EXCERPTED DATA.
◇ ◇ ◇ ◇ ◇ ◇ ◇
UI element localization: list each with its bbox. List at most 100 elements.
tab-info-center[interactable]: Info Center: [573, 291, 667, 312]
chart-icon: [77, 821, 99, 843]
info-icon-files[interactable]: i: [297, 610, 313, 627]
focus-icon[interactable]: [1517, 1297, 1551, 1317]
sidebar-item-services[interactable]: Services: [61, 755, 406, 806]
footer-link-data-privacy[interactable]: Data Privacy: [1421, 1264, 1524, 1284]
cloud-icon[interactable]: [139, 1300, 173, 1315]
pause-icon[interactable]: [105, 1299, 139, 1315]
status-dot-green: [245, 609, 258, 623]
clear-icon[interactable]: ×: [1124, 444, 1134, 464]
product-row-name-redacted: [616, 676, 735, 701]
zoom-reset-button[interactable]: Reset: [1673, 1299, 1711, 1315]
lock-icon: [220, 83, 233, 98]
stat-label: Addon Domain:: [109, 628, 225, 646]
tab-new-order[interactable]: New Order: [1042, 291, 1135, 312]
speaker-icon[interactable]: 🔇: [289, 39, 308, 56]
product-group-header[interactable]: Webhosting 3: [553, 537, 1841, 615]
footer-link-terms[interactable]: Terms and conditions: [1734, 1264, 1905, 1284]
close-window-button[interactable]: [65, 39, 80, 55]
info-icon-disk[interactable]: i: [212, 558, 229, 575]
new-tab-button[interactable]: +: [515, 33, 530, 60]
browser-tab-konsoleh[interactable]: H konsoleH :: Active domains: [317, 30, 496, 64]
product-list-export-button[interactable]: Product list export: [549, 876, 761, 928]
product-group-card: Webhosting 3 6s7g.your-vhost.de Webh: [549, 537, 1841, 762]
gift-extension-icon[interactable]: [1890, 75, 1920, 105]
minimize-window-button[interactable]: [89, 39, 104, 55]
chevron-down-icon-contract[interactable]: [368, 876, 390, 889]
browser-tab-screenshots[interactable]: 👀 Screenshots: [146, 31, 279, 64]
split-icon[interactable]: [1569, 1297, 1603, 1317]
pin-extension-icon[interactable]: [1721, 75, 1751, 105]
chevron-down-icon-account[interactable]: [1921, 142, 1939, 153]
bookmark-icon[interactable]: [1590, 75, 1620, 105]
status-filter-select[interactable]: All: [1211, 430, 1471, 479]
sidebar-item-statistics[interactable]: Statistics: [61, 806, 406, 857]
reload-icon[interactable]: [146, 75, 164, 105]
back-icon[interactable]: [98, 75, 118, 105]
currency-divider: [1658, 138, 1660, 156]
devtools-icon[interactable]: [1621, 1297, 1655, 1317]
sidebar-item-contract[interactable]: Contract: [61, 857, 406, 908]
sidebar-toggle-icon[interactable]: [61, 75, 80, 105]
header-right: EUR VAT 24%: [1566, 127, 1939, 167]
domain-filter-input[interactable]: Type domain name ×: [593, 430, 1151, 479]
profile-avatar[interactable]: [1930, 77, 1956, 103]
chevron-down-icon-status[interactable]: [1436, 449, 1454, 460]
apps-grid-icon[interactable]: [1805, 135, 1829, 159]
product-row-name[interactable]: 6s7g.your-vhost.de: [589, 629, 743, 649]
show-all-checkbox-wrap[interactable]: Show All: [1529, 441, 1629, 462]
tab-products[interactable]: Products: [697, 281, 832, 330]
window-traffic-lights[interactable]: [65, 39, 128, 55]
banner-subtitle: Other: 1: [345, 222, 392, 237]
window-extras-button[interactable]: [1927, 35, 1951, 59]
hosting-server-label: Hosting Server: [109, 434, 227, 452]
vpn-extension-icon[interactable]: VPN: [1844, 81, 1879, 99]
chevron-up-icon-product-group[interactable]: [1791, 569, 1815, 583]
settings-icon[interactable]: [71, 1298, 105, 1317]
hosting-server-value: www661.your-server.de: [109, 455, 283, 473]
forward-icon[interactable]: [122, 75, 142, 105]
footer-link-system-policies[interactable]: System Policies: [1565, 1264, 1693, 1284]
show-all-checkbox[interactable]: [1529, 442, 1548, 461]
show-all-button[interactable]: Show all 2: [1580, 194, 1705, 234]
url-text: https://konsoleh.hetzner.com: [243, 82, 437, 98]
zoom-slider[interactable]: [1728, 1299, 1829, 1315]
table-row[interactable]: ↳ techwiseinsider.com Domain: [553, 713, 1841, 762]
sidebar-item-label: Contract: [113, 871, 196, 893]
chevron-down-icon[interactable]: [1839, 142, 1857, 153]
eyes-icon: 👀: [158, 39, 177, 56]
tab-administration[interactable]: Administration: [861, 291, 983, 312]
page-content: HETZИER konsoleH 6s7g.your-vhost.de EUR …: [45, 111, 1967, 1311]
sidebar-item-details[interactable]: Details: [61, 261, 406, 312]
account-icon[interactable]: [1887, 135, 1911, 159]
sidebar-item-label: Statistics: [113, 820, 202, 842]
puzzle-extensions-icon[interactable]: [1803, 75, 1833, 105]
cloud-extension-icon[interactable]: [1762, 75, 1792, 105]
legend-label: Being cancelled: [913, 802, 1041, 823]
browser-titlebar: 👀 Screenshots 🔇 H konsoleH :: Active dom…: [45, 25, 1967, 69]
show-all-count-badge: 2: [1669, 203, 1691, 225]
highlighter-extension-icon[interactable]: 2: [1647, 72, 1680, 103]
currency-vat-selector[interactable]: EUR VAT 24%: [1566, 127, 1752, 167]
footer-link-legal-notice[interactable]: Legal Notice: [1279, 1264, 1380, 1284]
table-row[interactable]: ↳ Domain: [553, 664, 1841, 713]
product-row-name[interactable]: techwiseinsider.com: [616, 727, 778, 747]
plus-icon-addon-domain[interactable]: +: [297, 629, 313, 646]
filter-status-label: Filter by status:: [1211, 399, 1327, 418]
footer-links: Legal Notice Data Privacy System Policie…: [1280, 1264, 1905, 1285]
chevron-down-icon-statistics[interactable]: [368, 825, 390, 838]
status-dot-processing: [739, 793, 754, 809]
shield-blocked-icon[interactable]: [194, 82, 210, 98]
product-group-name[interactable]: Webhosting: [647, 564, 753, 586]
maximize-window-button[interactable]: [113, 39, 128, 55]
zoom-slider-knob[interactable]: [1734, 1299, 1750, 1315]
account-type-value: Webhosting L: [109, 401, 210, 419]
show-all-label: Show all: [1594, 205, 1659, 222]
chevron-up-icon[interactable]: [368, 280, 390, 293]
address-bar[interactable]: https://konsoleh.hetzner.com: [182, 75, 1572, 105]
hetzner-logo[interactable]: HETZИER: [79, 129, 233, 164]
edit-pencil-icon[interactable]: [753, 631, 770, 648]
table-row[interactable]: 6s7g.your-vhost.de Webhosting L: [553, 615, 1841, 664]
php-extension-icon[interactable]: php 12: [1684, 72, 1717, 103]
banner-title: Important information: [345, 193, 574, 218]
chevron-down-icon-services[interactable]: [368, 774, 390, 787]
◇ ◇ ◇ ◇ ◇ ◇ ◇
THE TASK.
Rewrite the data above, renaming "chevron-down-icon" to "caret-down-icon" wherever it appears and leaving everything else untouched.

RESPONSE TO THE TASK.
UI element localization: list each with its bbox. List at most 100 elements.
tab-info-center[interactable]: Info Center: [573, 291, 667, 312]
chart-icon: [77, 821, 99, 843]
info-icon-files[interactable]: i: [297, 610, 313, 627]
focus-icon[interactable]: [1517, 1297, 1551, 1317]
sidebar-item-services[interactable]: Services: [61, 755, 406, 806]
footer-link-data-privacy[interactable]: Data Privacy: [1421, 1264, 1524, 1284]
cloud-icon[interactable]: [139, 1300, 173, 1315]
pause-icon[interactable]: [105, 1299, 139, 1315]
status-dot-green: [245, 609, 258, 623]
clear-icon[interactable]: ×: [1124, 444, 1134, 464]
product-row-name-redacted: [616, 676, 735, 701]
zoom-reset-button[interactable]: Reset: [1673, 1299, 1711, 1315]
lock-icon: [220, 83, 233, 98]
stat-label: Addon Domain:: [109, 628, 225, 646]
tab-new-order[interactable]: New Order: [1042, 291, 1135, 312]
speaker-icon[interactable]: 🔇: [289, 39, 308, 56]
product-group-header[interactable]: Webhosting 3: [553, 537, 1841, 615]
footer-link-terms[interactable]: Terms and conditions: [1734, 1264, 1905, 1284]
close-window-button[interactable]: [65, 39, 80, 55]
info-icon-disk[interactable]: i: [212, 558, 229, 575]
new-tab-button[interactable]: +: [515, 33, 530, 60]
browser-tab-konsoleh[interactable]: H konsoleH :: Active domains: [317, 30, 496, 64]
product-list-export-button[interactable]: Product list export: [549, 876, 761, 928]
product-group-card: Webhosting 3 6s7g.your-vhost.de Webh: [549, 537, 1841, 762]
gift-extension-icon[interactable]: [1890, 75, 1920, 105]
minimize-window-button[interactable]: [89, 39, 104, 55]
caret-down-icon-contract[interactable]: [368, 876, 390, 889]
browser-tab-screenshots[interactable]: 👀 Screenshots: [146, 31, 279, 64]
split-icon[interactable]: [1569, 1297, 1603, 1317]
pin-extension-icon[interactable]: [1721, 75, 1751, 105]
caret-down-icon-account[interactable]: [1921, 142, 1939, 153]
bookmark-icon[interactable]: [1590, 75, 1620, 105]
status-filter-select[interactable]: All: [1211, 430, 1471, 479]
sidebar-item-statistics[interactable]: Statistics: [61, 806, 406, 857]
reload-icon[interactable]: [146, 75, 164, 105]
back-icon[interactable]: [98, 75, 118, 105]
currency-divider: [1658, 138, 1660, 156]
devtools-icon[interactable]: [1621, 1297, 1655, 1317]
sidebar-item-contract[interactable]: Contract: [61, 857, 406, 908]
sidebar-toggle-icon[interactable]: [61, 75, 80, 105]
header-right: EUR VAT 24%: [1566, 127, 1939, 167]
domain-filter-input[interactable]: Type domain name ×: [593, 430, 1151, 479]
profile-avatar[interactable]: [1930, 77, 1956, 103]
caret-down-icon-status[interactable]: [1436, 449, 1454, 460]
apps-grid-icon[interactable]: [1805, 135, 1829, 159]
product-row-name[interactable]: 6s7g.your-vhost.de: [589, 629, 743, 649]
show-all-checkbox-wrap[interactable]: Show All: [1529, 441, 1629, 462]
tab-products[interactable]: Products: [697, 281, 832, 330]
window-traffic-lights[interactable]: [65, 39, 128, 55]
banner-subtitle: Other: 1: [345, 222, 392, 237]
window-extras-button[interactable]: [1927, 35, 1951, 59]
hosting-server-label: Hosting Server: [109, 434, 227, 452]
vpn-extension-icon[interactable]: VPN: [1844, 81, 1879, 99]
chevron-up-icon-product-group[interactable]: [1791, 569, 1815, 583]
settings-icon[interactable]: [71, 1298, 105, 1317]
hosting-server-value: www661.your-server.de: [109, 455, 283, 473]
forward-icon[interactable]: [122, 75, 142, 105]
footer-link-system-policies[interactable]: System Policies: [1565, 1264, 1693, 1284]
show-all-checkbox[interactable]: [1529, 442, 1548, 461]
show-all-button[interactable]: Show all 2: [1580, 194, 1705, 234]
url-text: https://konsoleh.hetzner.com: [243, 82, 437, 98]
zoom-slider[interactable]: [1728, 1299, 1829, 1315]
table-row[interactable]: ↳ techwiseinsider.com Domain: [553, 713, 1841, 762]
sidebar-item-label: Contract: [113, 871, 196, 893]
caret-down-icon[interactable]: [1839, 142, 1857, 153]
eyes-icon: 👀: [158, 39, 177, 56]
tab-administration[interactable]: Administration: [861, 291, 983, 312]
page-content: HETZИER konsoleH 6s7g.your-vhost.de EUR …: [45, 111, 1967, 1311]
sidebar-item-details[interactable]: Details: [61, 261, 406, 312]
account-icon[interactable]: [1887, 135, 1911, 159]
sidebar-item-label: Statistics: [113, 820, 202, 842]
puzzle-extensions-icon[interactable]: [1803, 75, 1833, 105]
cloud-extension-icon[interactable]: [1762, 75, 1792, 105]
legend-label: Being cancelled: [913, 802, 1041, 823]
browser-titlebar: 👀 Screenshots 🔇 H konsoleH :: Active dom…: [45, 25, 1967, 69]
show-all-count-badge: 2: [1669, 203, 1691, 225]
highlighter-extension-icon[interactable]: 2: [1647, 72, 1680, 103]
currency-vat-selector[interactable]: EUR VAT 24%: [1566, 127, 1752, 167]
footer-link-legal-notice[interactable]: Legal Notice: [1279, 1264, 1380, 1284]
table-row[interactable]: ↳ Domain: [553, 664, 1841, 713]
product-row-name[interactable]: techwiseinsider.com: [616, 727, 778, 747]
plus-icon-addon-domain[interactable]: +: [297, 629, 313, 646]
filter-status-label: Filter by status:: [1211, 399, 1327, 418]
footer-links: Legal Notice Data Privacy System Policie…: [1280, 1264, 1905, 1285]
caret-down-icon-statistics[interactable]: [368, 825, 390, 838]
status-dot-processing: [739, 793, 754, 809]
shield-blocked-icon[interactable]: [194, 82, 210, 98]
product-group-name[interactable]: Webhosting: [647, 564, 753, 586]
maximize-window-button[interactable]: [113, 39, 128, 55]
zoom-slider-knob[interactable]: [1734, 1299, 1750, 1315]
account-type-value: Webhosting L: [109, 401, 210, 419]
show-all-label: Show all: [1594, 205, 1659, 222]
chevron-up-icon[interactable]: [368, 280, 390, 293]
address-bar[interactable]: https://konsoleh.hetzner.com: [182, 75, 1572, 105]
hetzner-logo[interactable]: HETZИER: [79, 129, 233, 164]
edit-pencil-icon[interactable]: [753, 631, 770, 648]
table-row[interactable]: 6s7g.your-vhost.de Webhosting L: [553, 615, 1841, 664]
php-extension-icon[interactable]: php 12: [1684, 72, 1717, 103]
banner-title: Important information: [345, 193, 574, 218]
caret-down-icon-services[interactable]: [368, 774, 390, 787]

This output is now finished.